Dataset:
· · ·

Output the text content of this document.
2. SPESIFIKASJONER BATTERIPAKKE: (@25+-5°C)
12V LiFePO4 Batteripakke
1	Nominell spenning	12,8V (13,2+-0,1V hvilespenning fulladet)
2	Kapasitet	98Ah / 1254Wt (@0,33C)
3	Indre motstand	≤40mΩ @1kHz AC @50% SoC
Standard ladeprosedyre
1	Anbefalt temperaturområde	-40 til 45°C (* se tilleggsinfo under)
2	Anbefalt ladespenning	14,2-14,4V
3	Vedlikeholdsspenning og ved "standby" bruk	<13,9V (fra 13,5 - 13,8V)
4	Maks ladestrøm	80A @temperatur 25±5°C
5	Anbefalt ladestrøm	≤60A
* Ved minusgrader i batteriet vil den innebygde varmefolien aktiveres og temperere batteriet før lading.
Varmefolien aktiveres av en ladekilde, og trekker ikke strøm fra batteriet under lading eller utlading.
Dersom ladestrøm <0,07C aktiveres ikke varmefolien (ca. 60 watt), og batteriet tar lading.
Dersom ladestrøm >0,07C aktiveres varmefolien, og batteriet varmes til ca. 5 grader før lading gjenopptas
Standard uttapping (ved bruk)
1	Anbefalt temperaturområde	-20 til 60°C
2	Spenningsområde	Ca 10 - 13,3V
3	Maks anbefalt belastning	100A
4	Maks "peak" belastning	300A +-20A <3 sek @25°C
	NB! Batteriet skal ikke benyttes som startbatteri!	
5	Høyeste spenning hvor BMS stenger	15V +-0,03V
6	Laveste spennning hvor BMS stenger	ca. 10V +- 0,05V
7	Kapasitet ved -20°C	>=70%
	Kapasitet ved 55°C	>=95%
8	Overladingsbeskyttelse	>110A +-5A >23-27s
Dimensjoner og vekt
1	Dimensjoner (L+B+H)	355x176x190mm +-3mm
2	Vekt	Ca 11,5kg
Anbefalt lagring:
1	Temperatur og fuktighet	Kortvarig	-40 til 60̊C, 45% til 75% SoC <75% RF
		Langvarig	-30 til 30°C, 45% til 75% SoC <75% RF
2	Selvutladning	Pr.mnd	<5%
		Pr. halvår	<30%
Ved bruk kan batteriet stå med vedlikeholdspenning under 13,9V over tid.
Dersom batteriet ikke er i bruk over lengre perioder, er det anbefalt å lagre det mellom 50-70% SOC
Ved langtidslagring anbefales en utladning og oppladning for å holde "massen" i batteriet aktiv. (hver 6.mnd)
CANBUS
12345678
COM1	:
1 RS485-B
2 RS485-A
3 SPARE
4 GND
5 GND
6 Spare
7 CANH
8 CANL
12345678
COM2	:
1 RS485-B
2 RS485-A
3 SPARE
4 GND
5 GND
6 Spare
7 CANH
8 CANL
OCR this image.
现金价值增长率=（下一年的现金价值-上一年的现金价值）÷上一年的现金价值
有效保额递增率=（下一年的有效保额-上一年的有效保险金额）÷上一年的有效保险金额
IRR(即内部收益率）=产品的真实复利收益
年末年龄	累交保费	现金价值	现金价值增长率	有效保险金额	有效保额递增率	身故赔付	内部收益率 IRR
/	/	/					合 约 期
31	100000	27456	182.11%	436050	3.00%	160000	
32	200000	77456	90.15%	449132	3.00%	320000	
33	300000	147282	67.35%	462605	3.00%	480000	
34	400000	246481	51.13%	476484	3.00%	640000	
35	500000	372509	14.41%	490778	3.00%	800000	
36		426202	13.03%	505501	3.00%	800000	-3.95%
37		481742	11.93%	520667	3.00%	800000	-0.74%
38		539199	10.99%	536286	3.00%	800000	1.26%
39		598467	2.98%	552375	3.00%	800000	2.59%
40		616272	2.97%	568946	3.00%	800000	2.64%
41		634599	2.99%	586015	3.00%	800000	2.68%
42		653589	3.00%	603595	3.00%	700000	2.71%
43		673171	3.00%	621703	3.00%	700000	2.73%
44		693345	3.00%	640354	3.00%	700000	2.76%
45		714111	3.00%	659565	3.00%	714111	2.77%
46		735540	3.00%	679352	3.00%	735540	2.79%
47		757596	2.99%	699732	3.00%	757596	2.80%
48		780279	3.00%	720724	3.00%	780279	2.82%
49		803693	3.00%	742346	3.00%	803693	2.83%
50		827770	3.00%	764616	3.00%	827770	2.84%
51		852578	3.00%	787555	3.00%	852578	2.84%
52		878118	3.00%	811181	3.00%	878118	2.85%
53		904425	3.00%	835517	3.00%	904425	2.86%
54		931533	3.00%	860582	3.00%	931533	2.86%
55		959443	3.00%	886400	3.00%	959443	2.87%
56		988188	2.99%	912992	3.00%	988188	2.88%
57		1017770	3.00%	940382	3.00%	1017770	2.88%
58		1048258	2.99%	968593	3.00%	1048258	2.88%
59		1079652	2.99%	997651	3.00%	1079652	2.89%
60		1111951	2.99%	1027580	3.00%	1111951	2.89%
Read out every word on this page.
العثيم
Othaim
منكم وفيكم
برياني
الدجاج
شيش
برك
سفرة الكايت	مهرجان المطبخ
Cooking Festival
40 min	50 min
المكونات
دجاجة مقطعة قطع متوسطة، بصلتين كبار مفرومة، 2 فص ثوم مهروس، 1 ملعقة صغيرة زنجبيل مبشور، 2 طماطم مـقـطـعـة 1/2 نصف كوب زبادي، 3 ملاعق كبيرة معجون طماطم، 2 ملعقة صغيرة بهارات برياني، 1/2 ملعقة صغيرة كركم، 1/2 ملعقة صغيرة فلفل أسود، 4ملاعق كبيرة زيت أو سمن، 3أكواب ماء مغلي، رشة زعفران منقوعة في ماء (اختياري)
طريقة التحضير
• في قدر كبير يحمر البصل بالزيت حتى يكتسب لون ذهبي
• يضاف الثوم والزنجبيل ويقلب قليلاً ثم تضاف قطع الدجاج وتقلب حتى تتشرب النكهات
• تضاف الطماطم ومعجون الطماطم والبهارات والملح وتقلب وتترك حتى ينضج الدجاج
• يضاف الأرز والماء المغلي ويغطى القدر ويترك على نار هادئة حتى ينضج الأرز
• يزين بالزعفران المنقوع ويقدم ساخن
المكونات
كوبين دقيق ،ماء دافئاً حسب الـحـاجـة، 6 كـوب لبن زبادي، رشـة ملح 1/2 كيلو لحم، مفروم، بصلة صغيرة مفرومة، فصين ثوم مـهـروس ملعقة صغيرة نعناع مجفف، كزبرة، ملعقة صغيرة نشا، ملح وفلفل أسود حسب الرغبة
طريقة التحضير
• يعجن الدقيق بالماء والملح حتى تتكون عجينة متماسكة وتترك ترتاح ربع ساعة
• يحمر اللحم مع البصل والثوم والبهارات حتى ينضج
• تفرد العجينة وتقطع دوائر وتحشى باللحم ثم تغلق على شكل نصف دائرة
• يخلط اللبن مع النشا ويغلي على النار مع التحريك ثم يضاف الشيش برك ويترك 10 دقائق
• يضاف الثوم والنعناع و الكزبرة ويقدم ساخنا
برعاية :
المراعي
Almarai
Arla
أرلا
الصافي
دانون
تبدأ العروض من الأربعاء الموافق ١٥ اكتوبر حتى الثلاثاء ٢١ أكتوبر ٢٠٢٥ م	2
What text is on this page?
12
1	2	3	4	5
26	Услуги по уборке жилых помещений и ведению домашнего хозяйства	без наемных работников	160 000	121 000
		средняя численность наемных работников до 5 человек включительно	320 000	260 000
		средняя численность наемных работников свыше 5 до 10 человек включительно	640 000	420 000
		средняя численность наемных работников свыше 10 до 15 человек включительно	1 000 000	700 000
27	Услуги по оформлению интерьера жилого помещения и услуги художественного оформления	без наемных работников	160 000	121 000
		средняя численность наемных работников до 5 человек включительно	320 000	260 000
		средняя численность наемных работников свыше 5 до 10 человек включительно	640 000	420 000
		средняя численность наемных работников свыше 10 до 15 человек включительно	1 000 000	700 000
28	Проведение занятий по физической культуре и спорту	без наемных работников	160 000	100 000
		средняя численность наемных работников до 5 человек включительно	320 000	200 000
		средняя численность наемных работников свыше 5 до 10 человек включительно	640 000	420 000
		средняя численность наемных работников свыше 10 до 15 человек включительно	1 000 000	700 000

· · ·

Set exercise:
Gather every line from the entries above where the word "belastning" appears, and copy them.

Output of the task:
3	Maks anbefalt belastning	100A
4	Maks "peak" belastning	300A +-20A <3 sek @25°C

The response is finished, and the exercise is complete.